**GIVEN TASK:**
Set down all of the data that follows word for word, without the images.

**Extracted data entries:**
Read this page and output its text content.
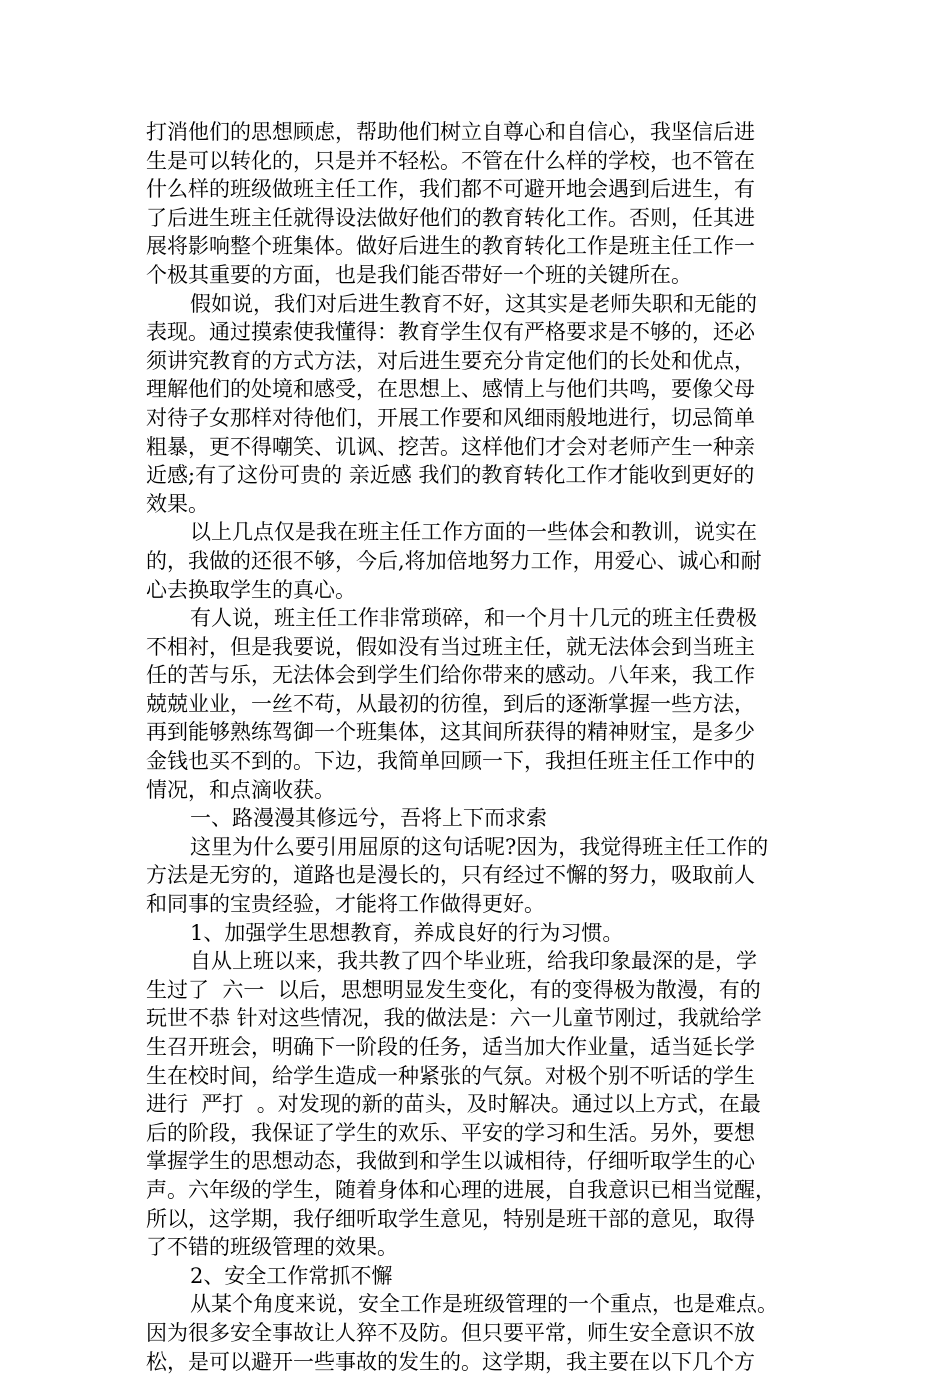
打消他们的思想顾虑，帮助他们树立自尊心和自信心，我坚信后进
生是可以转化的，只是并不轻松。不管在什么样的学校，也不管在
什么样的班级做班主任工作，我们都不可避开地会遇到后进生，有
了后进生班主任就得设法做好他们的教育转化工作。否则，任其进
展将影响整个班集体。做好后进生的教育转化工作是班主任工作一
个极其重要的方面，也是我们能否带好一个班的关键所在。
假如说，我们对后进生教育不好，这其实是老师失职和无能的
表现。通过摸索使我懂得：教育学生仅有严格要求是不够的，还必
须讲究教育的方式方法，对后进生要充分肯定他们的长处和优点，
理解他们的处境和感受，在思想上、感情上与他们共鸣，要像父母
对待子女那样对待他们，开展工作要和风细雨般地进行，切忌简单
粗暴，更不得嘲笑、讥讽、挖苦。这样他们才会对老师产生一种亲
近感;有了这份可贵的 亲近感 我们的教育转化工作才能收到更好的
效果。
以上几点仅是我在班主任工作方面的一些体会和教训，说实在
的，我做的还很不够，今后,将加倍地努力工作，用爱心、诚心和耐
心去换取学生的真心。
有人说，班主任工作非常琐碎，和一个月十几元的班主任费极
不相衬，但是我要说，假如没有当过班主任，就无法体会到当班主
任的苦与乐，无法体会到学生们给你带来的感动。八年来，我工作
兢兢业业，一丝不苟，从最初的彷徨，到后的逐渐掌握一些方法，
再到能够熟练驾御一个班集体，这其间所获得的精神财宝，是多少
金钱也买不到的。下边，我简单回顾一下，我担任班主任工作中的
情况，和点滴收获。
一、路漫漫其修远兮，吾将上下而求索
这里为什么要引用屈原的这句话呢?因为，我觉得班主任工作的
方法是无穷的，道路也是漫长的，只有经过不懈的努力，吸取前人
和同事的宝贵经验，才能将工作做得更好。
1、加强学生思想教育，养成良好的行为习惯。
自从上班以来，我共教了四个毕业班，给我印象最深的是，学
生过了  六一  以后，思想明显发生变化，有的变得极为散漫，有的
玩世不恭 针对这些情况，我的做法是：六一儿童节刚过，我就给学
生召开班会，明确下一阶段的任务，适当加大作业量，适当延长学
生在校时间，给学生造成一种紧张的气氛。对极个别不听话的学生
进行  严打  。对发现的新的苗头，及时解决。通过以上方式，在最
后的阶段，我保证了学生的欢乐、平安的学习和生活。另外，要想
掌握学生的思想动态，我做到和学生以诚相待，仔细听取学生的心
声。六年级的学生，随着身体和心理的进展，自我意识已相当觉醒，
所以，这学期，我仔细听取学生意见，特别是班干部的意见，取得
了不错的班级管理的效果。
2、安全工作常抓不懈
从某个角度来说，安全工作是班级管理的一个重点，也是难点。
因为很多安全事故让人猝不及防。但只要平常，师生安全意识不放
松，是可以避开一些事故的发生的。这学期，我主要在以下几个方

**SOLUTION TO THIS PROBLEM:**
Read this page and output its text content.
打消他们的思想顾虑，帮助他们树立自尊心和自信心，我坚信后进
生是可以转化的，只是并不轻松。不管在什么样的学校，也不管在
什么样的班级做班主任工作，我们都不可避开地会遇到后进生，有
了后进生班主任就得设法做好他们的教育转化工作。否则，任其进
展将影响整个班集体。做好后进生的教育转化工作是班主任工作一
个极其重要的方面，也是我们能否带好一个班的关键所在。
假如说，我们对后进生教育不好，这其实是老师失职和无能的
表现。通过摸索使我懂得：教育学生仅有严格要求是不够的，还必
须讲究教育的方式方法，对后进生要充分肯定他们的长处和优点，
理解他们的处境和感受，在思想上、感情上与他们共鸣，要像父母
对待子女那样对待他们，开展工作要和风细雨般地进行，切忌简单
粗暴，更不得嘲笑、讥讽、挖苦。这样他们才会对老师产生一种亲
近感;有了这份可贵的 亲近感 我们的教育转化工作才能收到更好的
效果。
以上几点仅是我在班主任工作方面的一些体会和教训，说实在
的，我做的还很不够，今后,将加倍地努力工作，用爱心、诚心和耐
心去换取学生的真心。
有人说，班主任工作非常琐碎，和一个月十几元的班主任费极
不相衬，但是我要说，假如没有当过班主任，就无法体会到当班主
任的苦与乐，无法体会到学生们给你带来的感动。八年来，我工作
兢兢业业，一丝不苟，从最初的彷徨，到后的逐渐掌握一些方法，
再到能够熟练驾御一个班集体，这其间所获得的精神财宝，是多少
金钱也买不到的。下边，我简单回顾一下，我担任班主任工作中的
情况，和点滴收获。
一、路漫漫其修远兮，吾将上下而求索
这里为什么要引用屈原的这句话呢?因为，我觉得班主任工作的
方法是无穷的，道路也是漫长的，只有经过不懈的努力，吸取前人
和同事的宝贵经验，才能将工作做得更好。
1、加强学生思想教育，养成良好的行为习惯。
自从上班以来，我共教了四个毕业班，给我印象最深的是，学
生过了  六一  以后，思想明显发生变化，有的变得极为散漫，有的
玩世不恭 针对这些情况，我的做法是：六一儿童节刚过，我就给学
生召开班会，明确下一阶段的任务，适当加大作业量，适当延长学
生在校时间，给学生造成一种紧张的气氛。对极个别不听话的学生
进行  严打  。对发现的新的苗头，及时解决。通过以上方式，在最
后的阶段，我保证了学生的欢乐、平安的学习和生活。另外，要想
掌握学生的思想动态，我做到和学生以诚相待，仔细听取学生的心
声。六年级的学生，随着身体和心理的进展，自我意识已相当觉醒，
所以，这学期，我仔细听取学生意见，特别是班干部的意见，取得
了不错的班级管理的效果。
2、安全工作常抓不懈
从某个角度来说，安全工作是班级管理的一个重点，也是难点。
因为很多安全事故让人猝不及防。但只要平常，师生安全意识不放
松，是可以避开一些事故的发生的。这学期，我主要在以下几个方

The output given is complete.